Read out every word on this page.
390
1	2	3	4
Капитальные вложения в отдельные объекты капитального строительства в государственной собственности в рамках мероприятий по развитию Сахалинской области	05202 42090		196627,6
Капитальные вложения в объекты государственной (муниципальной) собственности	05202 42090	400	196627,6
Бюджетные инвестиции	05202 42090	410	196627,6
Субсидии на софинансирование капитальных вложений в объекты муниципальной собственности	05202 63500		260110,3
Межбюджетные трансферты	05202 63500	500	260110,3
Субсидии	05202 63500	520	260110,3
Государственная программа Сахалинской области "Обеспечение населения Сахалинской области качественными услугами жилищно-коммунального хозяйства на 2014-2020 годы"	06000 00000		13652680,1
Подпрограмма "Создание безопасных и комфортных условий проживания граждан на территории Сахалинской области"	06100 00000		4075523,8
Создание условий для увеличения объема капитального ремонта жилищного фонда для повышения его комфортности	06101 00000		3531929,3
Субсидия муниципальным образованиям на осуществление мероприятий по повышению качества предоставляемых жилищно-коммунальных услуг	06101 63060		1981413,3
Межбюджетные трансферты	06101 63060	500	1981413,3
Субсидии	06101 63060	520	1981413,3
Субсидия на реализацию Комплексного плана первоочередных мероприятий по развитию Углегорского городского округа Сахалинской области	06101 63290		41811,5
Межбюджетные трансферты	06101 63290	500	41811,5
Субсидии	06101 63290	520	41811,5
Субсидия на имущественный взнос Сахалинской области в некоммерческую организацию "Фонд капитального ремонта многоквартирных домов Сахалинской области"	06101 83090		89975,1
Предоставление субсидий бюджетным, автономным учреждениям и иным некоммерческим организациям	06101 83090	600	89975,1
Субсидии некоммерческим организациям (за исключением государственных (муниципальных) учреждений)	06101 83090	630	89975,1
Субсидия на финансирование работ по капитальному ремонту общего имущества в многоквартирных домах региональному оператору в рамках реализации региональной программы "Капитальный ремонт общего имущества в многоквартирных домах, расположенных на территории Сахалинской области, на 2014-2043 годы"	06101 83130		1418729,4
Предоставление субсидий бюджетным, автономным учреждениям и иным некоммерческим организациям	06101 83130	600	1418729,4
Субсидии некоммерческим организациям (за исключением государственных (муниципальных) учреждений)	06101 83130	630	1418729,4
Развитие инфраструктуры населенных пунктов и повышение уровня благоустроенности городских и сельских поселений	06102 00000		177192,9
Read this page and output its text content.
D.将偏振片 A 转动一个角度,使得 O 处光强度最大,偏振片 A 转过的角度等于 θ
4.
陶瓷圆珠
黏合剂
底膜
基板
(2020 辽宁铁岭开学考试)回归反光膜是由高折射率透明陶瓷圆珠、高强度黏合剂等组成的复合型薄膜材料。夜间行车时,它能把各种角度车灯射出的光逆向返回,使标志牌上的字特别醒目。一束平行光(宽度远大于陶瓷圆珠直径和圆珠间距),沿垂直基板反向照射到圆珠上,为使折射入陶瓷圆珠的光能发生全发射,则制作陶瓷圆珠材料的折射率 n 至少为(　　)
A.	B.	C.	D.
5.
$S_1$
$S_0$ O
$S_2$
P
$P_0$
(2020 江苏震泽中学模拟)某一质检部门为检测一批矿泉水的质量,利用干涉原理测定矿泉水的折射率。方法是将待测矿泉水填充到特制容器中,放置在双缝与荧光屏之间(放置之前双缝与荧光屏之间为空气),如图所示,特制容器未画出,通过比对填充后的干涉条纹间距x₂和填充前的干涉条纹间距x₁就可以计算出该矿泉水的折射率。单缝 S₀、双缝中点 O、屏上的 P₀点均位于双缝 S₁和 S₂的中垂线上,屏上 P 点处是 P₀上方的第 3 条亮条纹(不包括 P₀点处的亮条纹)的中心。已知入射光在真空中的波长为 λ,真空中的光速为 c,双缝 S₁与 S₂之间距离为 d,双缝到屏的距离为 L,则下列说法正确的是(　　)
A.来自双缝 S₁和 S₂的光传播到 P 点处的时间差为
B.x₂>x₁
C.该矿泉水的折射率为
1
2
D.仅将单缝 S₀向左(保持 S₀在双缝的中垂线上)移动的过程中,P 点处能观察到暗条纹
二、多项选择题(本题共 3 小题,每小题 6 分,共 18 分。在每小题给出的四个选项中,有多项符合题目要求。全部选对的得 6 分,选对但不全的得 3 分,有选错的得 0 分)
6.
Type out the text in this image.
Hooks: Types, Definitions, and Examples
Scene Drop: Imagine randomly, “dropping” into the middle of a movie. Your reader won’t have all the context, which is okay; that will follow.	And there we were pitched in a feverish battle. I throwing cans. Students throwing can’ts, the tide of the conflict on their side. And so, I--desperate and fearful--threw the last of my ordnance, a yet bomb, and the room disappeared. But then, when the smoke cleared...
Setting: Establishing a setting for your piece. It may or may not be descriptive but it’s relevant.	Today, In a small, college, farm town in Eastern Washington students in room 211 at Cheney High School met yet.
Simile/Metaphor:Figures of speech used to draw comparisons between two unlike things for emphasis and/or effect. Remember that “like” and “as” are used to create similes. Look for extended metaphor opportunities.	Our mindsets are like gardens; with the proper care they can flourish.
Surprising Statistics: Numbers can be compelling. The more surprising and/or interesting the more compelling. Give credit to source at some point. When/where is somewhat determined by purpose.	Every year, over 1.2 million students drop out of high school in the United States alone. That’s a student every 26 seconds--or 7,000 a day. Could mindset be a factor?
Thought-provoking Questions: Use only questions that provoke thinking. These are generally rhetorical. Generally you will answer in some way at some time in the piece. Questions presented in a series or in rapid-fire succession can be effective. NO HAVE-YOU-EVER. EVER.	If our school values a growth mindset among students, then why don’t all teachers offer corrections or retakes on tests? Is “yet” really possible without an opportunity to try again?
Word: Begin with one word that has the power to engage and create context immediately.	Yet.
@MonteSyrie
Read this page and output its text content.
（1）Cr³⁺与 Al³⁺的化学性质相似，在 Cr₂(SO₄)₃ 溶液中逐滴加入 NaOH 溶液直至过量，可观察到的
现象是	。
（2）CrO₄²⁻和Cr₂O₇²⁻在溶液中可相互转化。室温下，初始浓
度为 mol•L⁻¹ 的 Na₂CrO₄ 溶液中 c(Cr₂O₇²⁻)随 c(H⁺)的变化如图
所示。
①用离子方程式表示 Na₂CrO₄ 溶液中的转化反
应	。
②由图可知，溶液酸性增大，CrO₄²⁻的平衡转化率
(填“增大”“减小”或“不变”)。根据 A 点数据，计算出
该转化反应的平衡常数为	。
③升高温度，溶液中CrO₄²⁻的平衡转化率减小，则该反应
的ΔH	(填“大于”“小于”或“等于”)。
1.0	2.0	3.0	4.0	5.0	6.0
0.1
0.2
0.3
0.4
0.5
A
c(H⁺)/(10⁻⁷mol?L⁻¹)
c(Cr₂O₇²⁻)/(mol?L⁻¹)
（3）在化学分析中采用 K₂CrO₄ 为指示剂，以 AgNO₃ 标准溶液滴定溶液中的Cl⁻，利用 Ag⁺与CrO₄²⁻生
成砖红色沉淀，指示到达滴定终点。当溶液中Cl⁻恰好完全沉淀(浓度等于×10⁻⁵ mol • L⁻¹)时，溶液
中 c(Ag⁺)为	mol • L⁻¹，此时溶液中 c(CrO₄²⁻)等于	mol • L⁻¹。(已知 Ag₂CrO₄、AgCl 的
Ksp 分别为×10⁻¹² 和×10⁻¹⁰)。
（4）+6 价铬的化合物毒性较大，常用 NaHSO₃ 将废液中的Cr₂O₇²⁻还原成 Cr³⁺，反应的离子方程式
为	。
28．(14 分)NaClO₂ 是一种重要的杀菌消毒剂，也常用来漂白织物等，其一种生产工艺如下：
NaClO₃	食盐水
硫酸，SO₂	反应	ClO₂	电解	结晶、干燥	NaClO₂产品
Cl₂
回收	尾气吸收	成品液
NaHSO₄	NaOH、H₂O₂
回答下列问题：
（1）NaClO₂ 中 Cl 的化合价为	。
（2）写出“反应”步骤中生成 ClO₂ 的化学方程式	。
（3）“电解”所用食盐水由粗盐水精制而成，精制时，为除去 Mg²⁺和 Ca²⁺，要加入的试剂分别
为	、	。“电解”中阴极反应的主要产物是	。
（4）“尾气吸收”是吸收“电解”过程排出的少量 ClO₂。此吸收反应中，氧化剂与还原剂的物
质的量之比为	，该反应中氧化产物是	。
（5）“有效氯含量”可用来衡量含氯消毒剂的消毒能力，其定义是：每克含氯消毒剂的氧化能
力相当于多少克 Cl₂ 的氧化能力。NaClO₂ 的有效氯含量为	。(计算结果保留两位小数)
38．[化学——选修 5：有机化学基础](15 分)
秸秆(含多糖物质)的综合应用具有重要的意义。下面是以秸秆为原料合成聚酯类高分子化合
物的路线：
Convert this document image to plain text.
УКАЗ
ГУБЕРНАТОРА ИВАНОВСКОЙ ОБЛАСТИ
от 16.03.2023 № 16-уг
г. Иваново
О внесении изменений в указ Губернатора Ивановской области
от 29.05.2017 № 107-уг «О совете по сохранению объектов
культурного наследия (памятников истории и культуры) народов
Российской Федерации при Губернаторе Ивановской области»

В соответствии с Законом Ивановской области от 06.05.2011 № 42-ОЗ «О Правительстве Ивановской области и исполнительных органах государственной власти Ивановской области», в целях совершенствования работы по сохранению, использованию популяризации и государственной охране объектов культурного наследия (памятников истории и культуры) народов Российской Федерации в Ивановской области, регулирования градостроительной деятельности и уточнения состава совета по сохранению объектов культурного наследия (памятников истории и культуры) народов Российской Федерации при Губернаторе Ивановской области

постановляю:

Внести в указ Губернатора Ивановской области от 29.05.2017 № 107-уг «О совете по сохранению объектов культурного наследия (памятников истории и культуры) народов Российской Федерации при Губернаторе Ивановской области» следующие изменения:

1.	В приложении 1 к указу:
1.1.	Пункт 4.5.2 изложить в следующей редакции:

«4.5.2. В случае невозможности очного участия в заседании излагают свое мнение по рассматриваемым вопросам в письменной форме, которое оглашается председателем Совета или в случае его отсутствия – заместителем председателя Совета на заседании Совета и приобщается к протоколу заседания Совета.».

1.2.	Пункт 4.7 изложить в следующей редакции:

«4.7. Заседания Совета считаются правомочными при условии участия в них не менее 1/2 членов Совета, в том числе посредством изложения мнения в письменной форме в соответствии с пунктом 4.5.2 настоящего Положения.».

**Task requirements**
Which lines of the data include "word"? Copy each of them.

**The reply**
Read out every word on this page.
Word: Begin with one word that has the power to engage and create context immediately.	Yet.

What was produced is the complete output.